» **What you should do**: Return only the number of lines holding the word "meta".

start Supplied records

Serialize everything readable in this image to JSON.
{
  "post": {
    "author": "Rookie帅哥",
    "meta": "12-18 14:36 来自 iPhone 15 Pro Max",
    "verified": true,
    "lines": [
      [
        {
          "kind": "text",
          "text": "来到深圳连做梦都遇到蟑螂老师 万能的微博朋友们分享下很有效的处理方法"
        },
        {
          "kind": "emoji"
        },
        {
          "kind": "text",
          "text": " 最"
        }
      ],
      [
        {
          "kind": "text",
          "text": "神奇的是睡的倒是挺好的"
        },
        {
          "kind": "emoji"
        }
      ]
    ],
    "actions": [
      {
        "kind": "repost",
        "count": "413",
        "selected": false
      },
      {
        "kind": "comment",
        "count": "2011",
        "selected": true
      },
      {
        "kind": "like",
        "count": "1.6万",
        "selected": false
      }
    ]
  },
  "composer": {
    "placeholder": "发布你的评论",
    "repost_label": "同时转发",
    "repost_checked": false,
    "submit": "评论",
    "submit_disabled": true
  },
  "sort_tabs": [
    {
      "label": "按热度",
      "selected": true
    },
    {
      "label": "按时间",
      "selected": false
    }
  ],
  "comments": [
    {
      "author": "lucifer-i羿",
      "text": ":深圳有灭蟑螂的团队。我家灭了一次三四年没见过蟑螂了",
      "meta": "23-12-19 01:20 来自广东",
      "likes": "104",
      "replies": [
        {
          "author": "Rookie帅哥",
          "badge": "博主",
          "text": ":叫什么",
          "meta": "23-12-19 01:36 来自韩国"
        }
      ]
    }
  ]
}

end Supplied records

» **Exercise result**: 3